Text segment.
By David Manners -- Electronics Weekly, 2/6/2006

Spansion, the flash joint venture between AMD and Fujitsu that was spun off in an IPO last December, has seen its CFO and chief administration officer resign.

CFO Steve Geiser has been replaced on an interim basis by Eric Branderiz, VP and corporate controller, while Spansion looks for a new CFO.

James Doran, formerly executive VP of worldwide operations, becomes COO.

Doran, together with Shinji Suzuki, president of Spansion Japan, will join with Spansion's CEO Dr Bertrand Cambou in comprising an “office of the CEO.”

"Now that Spansion is a public company, we must organize ourselves to deliver flawlessly with discipline and improved efficiency," said Cambou.

Spansion has struggled to find profitability in a market which has become increasingly commoditized. In Q4 2005 Spansion announced sales of $592 million on a net loss of $47.5 million.

Spansion is mainly exposed to the cut-throat NOR flash business used in code storage, where Toshiba has de-emphasized its involvement because of low prices caused by a price war initiated by Intel and the advent of low-cost producers from Taiwan.

The other, and faster growing, segment of the flash memory market, the NAND market, has seen better pricing, but Spansion did not enter the NAND market until January this year when it launched its first NAND-type product.

This was a 1Gbit device. NAND market leaders Toshiba and Samsung have 8Gbit devices on the market now and plan 16Gbit next year.

"High density is not our primary focus at this moment in time," said Jean-Marc Julia, vice-president and general manager for EMEA at Spansion, at the launch of Spansion's Ornand.

Data to examine.

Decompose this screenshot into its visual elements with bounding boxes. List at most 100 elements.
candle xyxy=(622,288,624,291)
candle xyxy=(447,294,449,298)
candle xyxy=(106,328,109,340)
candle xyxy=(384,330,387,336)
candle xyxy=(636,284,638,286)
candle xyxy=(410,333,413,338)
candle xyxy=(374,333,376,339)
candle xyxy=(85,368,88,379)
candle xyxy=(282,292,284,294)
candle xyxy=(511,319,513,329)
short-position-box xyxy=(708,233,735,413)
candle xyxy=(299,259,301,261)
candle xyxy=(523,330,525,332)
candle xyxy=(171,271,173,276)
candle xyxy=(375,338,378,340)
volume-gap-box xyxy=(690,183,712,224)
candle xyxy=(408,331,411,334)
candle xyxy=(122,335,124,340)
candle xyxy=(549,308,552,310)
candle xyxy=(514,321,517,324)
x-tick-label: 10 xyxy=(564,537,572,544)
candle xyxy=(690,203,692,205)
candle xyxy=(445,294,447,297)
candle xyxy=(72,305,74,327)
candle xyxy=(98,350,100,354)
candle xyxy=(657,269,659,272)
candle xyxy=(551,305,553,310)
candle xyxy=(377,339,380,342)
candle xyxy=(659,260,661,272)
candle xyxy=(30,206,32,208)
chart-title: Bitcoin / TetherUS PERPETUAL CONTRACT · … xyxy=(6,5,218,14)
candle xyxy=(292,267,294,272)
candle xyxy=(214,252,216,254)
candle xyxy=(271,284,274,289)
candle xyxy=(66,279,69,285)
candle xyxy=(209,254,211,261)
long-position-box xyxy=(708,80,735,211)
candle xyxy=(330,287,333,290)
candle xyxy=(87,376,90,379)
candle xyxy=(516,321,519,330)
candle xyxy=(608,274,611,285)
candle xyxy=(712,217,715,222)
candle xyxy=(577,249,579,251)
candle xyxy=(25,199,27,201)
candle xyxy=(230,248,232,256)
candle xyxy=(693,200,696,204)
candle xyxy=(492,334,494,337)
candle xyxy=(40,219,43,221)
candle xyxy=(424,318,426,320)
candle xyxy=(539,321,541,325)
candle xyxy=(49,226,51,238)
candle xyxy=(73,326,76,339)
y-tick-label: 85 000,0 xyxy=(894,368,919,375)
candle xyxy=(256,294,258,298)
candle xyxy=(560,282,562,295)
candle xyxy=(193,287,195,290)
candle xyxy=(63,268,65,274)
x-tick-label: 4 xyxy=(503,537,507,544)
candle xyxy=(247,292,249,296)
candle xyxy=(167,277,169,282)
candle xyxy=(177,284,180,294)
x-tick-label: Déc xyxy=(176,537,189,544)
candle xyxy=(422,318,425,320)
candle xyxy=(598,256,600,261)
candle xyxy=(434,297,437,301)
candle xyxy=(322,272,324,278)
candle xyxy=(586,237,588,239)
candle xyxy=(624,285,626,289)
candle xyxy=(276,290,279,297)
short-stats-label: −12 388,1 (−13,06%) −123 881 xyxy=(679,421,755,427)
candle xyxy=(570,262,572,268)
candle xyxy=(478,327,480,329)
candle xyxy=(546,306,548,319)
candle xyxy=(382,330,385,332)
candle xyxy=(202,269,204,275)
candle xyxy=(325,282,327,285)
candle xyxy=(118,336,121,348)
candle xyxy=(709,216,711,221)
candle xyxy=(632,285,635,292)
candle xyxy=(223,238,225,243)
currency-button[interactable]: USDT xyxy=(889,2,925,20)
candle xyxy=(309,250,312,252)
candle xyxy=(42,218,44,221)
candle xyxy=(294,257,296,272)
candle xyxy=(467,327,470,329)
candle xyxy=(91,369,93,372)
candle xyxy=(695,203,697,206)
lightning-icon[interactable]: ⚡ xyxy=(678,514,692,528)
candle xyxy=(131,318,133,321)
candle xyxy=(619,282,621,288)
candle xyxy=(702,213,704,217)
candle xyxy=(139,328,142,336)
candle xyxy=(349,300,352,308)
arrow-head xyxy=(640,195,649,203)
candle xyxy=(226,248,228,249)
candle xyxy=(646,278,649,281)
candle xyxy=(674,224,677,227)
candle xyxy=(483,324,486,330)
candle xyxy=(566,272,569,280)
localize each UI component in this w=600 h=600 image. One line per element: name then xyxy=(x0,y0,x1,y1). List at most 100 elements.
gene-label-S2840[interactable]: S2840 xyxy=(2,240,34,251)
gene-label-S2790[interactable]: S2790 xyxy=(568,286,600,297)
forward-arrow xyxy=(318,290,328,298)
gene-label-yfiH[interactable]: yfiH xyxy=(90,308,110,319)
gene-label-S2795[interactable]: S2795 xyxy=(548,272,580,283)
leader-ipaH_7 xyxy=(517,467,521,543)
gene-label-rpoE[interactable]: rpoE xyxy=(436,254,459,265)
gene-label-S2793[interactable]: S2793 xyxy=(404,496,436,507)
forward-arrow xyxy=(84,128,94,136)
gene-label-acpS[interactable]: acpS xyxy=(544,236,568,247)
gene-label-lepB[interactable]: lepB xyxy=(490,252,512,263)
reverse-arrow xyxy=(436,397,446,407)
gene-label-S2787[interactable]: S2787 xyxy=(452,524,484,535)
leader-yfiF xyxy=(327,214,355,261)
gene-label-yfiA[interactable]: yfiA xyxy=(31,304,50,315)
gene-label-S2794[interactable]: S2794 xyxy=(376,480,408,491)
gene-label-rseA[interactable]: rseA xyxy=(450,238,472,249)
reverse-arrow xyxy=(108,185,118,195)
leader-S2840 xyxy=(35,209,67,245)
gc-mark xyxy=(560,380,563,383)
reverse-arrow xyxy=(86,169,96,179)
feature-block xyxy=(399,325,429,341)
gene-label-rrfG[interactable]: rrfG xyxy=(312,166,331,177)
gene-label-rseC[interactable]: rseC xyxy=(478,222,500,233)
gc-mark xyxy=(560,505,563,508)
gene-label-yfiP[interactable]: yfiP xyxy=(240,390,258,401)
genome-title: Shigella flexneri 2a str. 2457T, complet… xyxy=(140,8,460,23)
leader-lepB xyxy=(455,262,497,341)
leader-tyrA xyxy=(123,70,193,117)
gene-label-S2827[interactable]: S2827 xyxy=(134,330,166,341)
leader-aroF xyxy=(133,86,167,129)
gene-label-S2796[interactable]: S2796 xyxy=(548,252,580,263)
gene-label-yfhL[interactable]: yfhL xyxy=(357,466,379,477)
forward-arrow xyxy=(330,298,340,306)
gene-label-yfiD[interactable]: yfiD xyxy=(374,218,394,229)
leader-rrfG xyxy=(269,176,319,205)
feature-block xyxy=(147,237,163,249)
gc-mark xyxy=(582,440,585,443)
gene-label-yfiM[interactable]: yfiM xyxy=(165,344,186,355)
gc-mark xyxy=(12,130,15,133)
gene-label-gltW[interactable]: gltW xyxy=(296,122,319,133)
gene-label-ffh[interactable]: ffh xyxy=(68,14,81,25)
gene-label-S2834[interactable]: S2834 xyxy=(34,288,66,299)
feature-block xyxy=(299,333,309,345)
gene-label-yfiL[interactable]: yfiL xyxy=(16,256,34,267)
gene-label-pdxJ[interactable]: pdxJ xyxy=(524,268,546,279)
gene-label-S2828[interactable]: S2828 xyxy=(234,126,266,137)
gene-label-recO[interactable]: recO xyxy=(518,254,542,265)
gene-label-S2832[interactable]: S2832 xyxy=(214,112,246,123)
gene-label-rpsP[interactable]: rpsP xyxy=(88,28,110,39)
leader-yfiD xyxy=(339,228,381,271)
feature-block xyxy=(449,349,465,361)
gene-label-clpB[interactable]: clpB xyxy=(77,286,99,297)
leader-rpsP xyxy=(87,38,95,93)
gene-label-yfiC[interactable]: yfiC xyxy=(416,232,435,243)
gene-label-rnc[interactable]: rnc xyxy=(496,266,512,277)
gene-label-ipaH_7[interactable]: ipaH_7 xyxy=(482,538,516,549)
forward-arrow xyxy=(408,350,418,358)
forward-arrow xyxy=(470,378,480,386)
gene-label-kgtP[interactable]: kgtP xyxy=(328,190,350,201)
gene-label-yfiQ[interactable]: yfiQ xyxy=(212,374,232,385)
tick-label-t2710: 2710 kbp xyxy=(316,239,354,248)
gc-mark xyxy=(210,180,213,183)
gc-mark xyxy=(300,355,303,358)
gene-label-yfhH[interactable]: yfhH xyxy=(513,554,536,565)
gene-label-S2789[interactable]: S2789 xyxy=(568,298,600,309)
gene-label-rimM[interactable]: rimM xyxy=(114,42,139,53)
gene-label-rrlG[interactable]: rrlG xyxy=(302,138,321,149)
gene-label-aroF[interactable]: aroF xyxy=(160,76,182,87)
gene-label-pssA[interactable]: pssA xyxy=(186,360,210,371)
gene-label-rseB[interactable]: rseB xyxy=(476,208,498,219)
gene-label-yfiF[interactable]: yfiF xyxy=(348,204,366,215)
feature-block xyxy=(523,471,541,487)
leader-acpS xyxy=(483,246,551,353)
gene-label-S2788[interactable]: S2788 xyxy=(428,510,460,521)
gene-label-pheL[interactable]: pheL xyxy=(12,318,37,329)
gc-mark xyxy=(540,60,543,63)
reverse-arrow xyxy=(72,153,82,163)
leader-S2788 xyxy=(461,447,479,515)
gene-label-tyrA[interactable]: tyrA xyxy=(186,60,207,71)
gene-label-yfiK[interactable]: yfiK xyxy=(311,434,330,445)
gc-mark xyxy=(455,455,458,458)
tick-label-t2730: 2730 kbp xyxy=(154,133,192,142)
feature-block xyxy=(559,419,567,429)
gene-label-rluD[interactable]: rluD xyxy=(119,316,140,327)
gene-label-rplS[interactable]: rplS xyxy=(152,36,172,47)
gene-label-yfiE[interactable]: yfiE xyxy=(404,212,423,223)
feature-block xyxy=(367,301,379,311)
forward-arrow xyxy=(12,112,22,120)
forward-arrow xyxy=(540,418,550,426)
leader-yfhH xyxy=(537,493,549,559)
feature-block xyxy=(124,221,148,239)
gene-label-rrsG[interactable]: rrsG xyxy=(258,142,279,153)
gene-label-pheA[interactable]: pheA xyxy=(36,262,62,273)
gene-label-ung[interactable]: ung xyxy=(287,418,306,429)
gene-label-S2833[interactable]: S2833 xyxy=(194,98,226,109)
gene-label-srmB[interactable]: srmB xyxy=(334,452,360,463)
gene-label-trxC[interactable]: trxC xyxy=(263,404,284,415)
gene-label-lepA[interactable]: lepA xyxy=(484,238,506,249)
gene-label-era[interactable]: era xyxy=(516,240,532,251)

Actions to take.
**a.** Reproduce, word for word, everything in the Spansion article from "By David Manners" down to "administration officer resign.".
**b.** In the Spansion article, who is temporarily filling the CFO role after Steve Geiser's departure?

Responses.
**a.**
By David Manners -- Electronics Weekly, 2/6/2006

Spansion, the flash joint venture between AMD and Fujitsu that was spun off in an IPO last December, has seen its CFO and chief administration officer resign.

**b.** Eric Branderiz, VP and corporate controller